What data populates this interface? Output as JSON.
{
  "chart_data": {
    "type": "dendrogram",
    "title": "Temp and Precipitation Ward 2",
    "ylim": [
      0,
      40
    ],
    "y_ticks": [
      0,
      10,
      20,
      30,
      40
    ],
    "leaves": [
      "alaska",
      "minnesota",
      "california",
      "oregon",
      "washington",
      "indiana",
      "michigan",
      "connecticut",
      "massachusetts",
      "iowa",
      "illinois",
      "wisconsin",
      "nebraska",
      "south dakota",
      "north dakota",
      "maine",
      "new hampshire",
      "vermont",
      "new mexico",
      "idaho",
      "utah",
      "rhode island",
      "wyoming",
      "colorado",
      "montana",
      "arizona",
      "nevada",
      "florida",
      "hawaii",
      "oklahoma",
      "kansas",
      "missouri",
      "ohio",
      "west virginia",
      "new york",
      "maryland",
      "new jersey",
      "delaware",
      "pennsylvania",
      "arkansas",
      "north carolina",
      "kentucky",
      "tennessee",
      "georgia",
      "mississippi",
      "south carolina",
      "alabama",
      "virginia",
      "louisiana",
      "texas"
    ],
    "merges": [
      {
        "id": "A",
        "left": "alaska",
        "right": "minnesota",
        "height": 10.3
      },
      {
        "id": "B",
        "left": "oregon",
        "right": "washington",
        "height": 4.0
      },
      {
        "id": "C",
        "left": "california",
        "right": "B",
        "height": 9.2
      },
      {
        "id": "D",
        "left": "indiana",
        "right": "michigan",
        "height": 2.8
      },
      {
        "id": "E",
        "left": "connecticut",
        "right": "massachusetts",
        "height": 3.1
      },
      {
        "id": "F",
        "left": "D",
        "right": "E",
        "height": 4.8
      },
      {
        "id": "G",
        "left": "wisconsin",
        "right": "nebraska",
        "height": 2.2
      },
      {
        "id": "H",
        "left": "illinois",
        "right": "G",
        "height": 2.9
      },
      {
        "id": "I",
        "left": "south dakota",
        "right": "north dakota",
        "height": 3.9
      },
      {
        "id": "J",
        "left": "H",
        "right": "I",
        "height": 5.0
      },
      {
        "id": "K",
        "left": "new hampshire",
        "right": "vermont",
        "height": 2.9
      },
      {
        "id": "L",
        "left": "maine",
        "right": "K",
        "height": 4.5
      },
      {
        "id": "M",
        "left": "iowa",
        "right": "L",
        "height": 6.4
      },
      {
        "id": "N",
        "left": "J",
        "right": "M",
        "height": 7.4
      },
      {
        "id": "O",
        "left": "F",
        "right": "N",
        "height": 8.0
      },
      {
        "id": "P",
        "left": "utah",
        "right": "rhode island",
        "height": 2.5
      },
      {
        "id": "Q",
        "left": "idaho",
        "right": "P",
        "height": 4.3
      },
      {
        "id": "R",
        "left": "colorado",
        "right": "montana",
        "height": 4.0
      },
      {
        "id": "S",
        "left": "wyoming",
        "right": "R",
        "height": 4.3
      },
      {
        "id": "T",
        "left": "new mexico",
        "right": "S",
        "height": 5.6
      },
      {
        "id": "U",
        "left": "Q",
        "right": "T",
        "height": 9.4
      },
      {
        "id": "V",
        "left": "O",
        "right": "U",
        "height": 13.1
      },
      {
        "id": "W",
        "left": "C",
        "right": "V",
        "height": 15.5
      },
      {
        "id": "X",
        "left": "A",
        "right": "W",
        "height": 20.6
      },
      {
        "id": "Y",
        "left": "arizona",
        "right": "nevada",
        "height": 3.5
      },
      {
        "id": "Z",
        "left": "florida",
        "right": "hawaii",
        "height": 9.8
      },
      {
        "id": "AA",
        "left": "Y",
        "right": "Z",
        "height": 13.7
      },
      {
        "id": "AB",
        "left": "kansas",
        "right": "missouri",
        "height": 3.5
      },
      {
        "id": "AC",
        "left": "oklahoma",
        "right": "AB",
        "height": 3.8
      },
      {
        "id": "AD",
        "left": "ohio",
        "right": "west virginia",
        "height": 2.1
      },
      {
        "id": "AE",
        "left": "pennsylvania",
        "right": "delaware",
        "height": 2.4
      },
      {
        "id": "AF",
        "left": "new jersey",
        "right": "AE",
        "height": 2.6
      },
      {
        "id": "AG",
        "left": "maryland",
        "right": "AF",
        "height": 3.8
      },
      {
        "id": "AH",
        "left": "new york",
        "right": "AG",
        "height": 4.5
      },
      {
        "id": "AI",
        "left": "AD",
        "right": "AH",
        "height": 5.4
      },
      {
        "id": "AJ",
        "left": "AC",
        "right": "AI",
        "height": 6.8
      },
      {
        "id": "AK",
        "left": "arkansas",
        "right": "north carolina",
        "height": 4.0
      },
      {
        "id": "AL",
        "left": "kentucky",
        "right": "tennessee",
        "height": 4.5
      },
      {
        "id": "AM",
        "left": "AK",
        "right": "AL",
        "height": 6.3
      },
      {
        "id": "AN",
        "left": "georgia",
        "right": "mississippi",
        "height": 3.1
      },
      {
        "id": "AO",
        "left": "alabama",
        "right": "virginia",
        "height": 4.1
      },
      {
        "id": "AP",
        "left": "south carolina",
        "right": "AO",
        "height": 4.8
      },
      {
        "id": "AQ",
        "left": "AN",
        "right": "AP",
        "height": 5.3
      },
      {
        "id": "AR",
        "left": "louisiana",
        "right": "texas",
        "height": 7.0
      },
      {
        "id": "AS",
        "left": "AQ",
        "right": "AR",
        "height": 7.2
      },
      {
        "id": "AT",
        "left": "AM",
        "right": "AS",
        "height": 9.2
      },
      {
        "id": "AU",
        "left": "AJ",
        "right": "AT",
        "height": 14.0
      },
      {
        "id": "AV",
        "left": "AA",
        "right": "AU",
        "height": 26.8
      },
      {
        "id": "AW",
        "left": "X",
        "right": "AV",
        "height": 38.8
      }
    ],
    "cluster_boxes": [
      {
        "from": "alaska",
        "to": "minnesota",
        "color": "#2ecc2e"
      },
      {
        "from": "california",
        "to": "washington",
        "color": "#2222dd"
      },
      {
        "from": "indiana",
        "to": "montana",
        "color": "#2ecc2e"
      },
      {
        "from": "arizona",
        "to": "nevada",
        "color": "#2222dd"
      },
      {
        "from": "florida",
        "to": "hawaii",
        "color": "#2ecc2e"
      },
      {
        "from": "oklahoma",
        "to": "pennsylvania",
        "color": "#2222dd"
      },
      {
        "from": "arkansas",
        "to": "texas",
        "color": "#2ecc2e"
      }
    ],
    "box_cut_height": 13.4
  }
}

::::::::::

Prompt. Filter the listing above by the word "minnesota"; copy each line that passes.

Exercise solution.
      "minnesota",
        "right": "minnesota",
        "to": "minnesota",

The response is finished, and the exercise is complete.